**EXERCISE PROMPT**
Below is a block of records; repeat all of them exactly.

**INPUT DATA**
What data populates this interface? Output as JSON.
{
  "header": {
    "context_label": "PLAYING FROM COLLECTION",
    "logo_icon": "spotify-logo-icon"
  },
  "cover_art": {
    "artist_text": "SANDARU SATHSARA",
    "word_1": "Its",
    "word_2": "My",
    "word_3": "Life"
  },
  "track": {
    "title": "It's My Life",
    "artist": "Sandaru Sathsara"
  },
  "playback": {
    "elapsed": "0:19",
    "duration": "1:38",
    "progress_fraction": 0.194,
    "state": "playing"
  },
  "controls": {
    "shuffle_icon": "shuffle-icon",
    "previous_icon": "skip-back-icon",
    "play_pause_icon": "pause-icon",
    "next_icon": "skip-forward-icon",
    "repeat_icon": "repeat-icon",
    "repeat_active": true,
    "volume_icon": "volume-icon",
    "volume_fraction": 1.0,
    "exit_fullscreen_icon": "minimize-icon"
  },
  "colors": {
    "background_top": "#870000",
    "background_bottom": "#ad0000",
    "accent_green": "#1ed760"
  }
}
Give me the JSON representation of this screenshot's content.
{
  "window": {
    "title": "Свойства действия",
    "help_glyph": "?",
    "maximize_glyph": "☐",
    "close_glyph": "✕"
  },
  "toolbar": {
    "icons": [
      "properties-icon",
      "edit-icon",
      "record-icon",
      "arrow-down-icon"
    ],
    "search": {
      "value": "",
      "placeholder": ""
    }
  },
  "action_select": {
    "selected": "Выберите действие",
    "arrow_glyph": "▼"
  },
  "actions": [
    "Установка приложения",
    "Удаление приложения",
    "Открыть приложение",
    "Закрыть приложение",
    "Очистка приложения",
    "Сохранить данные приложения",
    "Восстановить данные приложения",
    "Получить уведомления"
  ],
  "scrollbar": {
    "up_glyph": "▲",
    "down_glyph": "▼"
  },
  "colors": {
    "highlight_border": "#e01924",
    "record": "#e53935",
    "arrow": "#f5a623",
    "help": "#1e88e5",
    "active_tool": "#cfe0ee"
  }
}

**RESULT OF THIS TASK**
What data populates this interface? Output as JSON.
{
  "header": {
    "context_label": "PLAYING FROM COLLECTION",
    "logo_icon": "spotify-logo-icon"
  },
  "cover_art": {
    "artist_text": "SANDARU SATHSARA",
    "word_1": "Its",
    "word_2": "My",
    "word_3": "Life"
  },
  "track": {
    "title": "It's My Life",
    "artist": "Sandaru Sathsara"
  },
  "playback": {
    "elapsed": "0:19",
    "duration": "1:38",
    "progress_fraction": 0.194,
    "state": "playing"
  },
  "controls": {
    "shuffle_icon": "shuffle-icon",
    "previous_icon": "skip-back-icon",
    "play_pause_icon": "pause-icon",
    "next_icon": "skip-forward-icon",
    "repeat_icon": "repeat-icon",
    "repeat_active": true,
    "volume_icon": "volume-icon",
    "volume_fraction": 1.0,
    "exit_fullscreen_icon": "minimize-icon"
  },
  "colors": {
    "background_top": "#870000",
    "background_bottom": "#ad0000",
    "accent_green": "#1ed760"
  }
}
Give me the JSON representation of this screenshot's content.
{
  "window": {
    "title": "Свойства действия",
    "help_glyph": "?",
    "maximize_glyph": "☐",
    "close_glyph": "✕"
  },
  "toolbar": {
    "icons": [
      "properties-icon",
      "edit-icon",
      "record-icon",
      "arrow-down-icon"
    ],
    "search": {
      "value": "",
      "placeholder": ""
    }
  },
  "action_select": {
    "selected": "Выберите действие",
    "arrow_glyph": "▼"
  },
  "actions": [
    "Установка приложения",
    "Удаление приложения",
    "Открыть приложение",
    "Закрыть приложение",
    "Очистка приложения",
    "Сохранить данные приложения",
    "Восстановить данные приложения",
    "Получить уведомления"
  ],
  "scrollbar": {
    "up_glyph": "▲",
    "down_glyph": "▼"
  },
  "colors": {
    "highlight_border": "#e01924",
    "record": "#e53935",
    "arrow": "#f5a623",
    "help": "#1e88e5",
    "active_tool": "#cfe0ee"
  }
}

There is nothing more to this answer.